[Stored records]
>>>

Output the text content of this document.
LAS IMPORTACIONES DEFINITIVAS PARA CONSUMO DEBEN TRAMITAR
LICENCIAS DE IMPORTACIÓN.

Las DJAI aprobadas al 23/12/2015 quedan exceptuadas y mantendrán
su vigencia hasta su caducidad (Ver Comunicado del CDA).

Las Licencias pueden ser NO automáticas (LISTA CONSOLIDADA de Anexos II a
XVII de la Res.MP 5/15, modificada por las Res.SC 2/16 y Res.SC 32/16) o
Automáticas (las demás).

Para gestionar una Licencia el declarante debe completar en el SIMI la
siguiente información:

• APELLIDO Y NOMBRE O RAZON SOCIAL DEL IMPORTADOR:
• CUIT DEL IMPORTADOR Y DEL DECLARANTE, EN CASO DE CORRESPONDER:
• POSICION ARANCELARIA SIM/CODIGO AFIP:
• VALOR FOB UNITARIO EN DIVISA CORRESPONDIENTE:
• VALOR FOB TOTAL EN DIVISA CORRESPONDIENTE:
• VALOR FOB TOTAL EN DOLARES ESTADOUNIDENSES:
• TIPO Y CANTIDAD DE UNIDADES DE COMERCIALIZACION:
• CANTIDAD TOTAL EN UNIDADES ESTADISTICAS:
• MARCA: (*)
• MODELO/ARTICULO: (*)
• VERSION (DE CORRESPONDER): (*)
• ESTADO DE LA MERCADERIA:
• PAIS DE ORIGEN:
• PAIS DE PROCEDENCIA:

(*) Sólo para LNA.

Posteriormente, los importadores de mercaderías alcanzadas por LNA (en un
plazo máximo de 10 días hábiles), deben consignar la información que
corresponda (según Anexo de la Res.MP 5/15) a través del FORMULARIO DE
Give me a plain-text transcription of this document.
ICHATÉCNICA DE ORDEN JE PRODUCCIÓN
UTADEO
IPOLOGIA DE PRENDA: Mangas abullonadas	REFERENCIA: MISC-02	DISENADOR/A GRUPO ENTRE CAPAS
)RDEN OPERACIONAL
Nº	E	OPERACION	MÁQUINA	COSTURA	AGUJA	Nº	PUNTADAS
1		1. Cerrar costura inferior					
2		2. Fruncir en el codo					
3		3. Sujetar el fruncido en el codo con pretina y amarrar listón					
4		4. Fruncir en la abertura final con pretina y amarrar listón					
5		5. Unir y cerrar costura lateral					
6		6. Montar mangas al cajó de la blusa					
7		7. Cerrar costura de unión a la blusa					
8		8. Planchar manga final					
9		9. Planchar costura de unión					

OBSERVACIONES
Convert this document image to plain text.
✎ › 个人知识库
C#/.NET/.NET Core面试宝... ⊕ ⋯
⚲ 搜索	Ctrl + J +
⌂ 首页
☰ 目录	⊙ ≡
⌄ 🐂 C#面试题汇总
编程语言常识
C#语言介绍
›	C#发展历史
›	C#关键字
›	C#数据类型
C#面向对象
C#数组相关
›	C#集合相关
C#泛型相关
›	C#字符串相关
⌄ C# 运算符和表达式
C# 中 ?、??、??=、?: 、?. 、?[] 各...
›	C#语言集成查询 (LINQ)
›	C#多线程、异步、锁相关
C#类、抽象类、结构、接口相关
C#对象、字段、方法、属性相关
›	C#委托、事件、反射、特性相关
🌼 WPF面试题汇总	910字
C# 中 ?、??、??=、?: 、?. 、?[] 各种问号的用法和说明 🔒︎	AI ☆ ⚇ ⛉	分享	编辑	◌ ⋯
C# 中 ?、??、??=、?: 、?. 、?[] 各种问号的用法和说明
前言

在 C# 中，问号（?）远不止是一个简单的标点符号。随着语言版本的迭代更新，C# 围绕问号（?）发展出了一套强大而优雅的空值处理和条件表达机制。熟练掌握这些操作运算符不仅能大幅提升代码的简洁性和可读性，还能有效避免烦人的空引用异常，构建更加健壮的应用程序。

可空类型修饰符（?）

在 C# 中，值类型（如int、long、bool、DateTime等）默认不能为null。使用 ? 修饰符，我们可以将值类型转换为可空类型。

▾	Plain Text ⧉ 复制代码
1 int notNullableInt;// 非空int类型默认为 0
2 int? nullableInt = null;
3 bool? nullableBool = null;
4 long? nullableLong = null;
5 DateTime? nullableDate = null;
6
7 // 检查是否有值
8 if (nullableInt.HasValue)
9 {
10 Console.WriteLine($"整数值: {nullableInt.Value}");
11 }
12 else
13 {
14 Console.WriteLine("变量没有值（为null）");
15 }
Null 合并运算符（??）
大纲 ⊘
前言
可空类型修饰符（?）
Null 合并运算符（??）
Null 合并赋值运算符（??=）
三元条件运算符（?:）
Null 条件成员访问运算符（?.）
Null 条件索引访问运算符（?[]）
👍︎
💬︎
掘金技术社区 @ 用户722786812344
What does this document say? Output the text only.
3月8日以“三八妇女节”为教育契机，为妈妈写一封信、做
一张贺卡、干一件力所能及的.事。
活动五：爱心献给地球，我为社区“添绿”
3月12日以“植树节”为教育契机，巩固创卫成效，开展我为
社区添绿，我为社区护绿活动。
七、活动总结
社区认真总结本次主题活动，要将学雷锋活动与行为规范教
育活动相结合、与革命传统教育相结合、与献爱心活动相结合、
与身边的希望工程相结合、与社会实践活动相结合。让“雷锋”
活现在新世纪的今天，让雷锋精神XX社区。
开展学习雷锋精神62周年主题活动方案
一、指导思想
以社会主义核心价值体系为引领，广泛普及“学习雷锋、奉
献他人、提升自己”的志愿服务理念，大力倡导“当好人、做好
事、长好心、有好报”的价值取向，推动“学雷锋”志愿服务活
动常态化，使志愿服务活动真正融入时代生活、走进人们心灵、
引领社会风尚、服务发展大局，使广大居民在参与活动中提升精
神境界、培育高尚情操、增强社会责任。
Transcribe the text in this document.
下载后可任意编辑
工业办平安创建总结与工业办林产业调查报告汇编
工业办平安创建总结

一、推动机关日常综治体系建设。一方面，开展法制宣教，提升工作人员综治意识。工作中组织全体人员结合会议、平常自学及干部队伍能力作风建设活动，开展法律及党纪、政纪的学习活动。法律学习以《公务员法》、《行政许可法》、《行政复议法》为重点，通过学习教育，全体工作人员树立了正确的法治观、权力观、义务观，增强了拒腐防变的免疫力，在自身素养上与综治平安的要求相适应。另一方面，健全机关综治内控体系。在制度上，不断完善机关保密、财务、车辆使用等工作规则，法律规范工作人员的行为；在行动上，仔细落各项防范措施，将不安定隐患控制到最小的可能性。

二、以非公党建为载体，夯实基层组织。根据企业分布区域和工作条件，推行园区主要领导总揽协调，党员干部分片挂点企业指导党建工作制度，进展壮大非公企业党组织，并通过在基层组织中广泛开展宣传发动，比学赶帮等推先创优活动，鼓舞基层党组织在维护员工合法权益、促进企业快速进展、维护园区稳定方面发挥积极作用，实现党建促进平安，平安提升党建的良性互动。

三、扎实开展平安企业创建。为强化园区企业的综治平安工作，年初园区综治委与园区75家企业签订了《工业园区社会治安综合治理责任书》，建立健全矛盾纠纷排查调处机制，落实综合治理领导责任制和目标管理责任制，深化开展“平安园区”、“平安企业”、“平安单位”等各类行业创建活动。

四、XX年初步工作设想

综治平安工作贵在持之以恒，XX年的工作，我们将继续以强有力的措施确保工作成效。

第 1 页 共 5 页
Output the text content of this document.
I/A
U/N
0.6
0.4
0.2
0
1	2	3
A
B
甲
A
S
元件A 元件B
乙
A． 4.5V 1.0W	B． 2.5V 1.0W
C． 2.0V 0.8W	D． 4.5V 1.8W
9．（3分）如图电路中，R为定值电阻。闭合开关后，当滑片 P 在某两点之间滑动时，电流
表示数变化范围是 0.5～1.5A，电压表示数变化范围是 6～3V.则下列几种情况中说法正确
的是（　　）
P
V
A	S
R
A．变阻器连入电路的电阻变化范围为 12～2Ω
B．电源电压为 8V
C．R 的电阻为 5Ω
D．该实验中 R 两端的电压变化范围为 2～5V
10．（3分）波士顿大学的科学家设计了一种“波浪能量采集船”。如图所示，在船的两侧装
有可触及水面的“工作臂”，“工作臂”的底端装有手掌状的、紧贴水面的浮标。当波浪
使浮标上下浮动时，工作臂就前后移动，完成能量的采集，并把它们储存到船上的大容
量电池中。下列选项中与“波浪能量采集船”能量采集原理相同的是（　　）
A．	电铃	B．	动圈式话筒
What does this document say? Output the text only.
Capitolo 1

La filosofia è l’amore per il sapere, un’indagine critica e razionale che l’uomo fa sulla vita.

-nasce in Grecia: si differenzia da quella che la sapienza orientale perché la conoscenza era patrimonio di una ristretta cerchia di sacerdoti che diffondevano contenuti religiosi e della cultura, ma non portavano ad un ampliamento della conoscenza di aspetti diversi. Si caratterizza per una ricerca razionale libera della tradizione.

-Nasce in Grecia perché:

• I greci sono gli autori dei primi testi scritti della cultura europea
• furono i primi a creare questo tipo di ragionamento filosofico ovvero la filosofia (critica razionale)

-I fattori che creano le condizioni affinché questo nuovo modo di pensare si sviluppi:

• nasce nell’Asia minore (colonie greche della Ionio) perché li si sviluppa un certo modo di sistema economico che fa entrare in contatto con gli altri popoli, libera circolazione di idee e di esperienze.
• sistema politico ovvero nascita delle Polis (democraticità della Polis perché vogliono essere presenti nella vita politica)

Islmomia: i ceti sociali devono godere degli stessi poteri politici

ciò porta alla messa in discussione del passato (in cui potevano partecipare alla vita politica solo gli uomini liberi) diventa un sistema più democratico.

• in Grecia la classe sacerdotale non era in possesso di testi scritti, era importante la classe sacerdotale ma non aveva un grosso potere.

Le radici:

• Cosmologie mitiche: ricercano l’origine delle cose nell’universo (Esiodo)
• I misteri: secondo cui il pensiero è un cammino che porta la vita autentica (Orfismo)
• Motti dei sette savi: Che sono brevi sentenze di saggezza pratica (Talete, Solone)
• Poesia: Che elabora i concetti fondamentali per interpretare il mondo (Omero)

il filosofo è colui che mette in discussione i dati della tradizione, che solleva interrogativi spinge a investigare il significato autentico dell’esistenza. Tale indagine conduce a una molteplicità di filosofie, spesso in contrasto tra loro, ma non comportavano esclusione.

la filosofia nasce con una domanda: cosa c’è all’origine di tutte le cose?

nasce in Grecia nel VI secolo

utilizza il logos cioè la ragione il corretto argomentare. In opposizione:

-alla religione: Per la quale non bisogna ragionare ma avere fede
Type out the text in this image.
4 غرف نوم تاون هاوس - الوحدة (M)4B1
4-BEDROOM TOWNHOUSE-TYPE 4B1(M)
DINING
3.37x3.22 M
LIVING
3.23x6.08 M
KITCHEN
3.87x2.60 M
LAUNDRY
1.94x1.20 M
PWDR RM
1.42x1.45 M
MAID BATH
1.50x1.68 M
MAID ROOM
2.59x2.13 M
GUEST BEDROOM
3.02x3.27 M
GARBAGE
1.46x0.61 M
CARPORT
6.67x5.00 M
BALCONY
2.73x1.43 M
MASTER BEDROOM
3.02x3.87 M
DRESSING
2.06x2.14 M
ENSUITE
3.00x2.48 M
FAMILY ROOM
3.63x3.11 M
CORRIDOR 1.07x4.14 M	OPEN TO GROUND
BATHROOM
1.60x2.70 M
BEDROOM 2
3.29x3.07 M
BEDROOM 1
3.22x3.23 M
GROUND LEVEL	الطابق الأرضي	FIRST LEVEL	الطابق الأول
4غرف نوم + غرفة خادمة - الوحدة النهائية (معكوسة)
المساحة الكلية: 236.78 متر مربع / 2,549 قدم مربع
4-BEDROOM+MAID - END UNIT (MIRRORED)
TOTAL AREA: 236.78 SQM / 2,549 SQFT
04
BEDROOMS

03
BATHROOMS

<<<

Pick out every line of the listing containing the word "indagine", and show those lines.

La filosofia è l’amore per il sapere, un’indagine critica e razionale che l’uomo fa sulla vita.
il filosofo è colui che mette in discussione i dati della tradizione, che solleva interrogativi spinge a investigare il significato autentico dell’esistenza. Tale indagine conduce a una molteplicità di filosofie, spesso in contrasto tra loro, ma non comportavano esclusione.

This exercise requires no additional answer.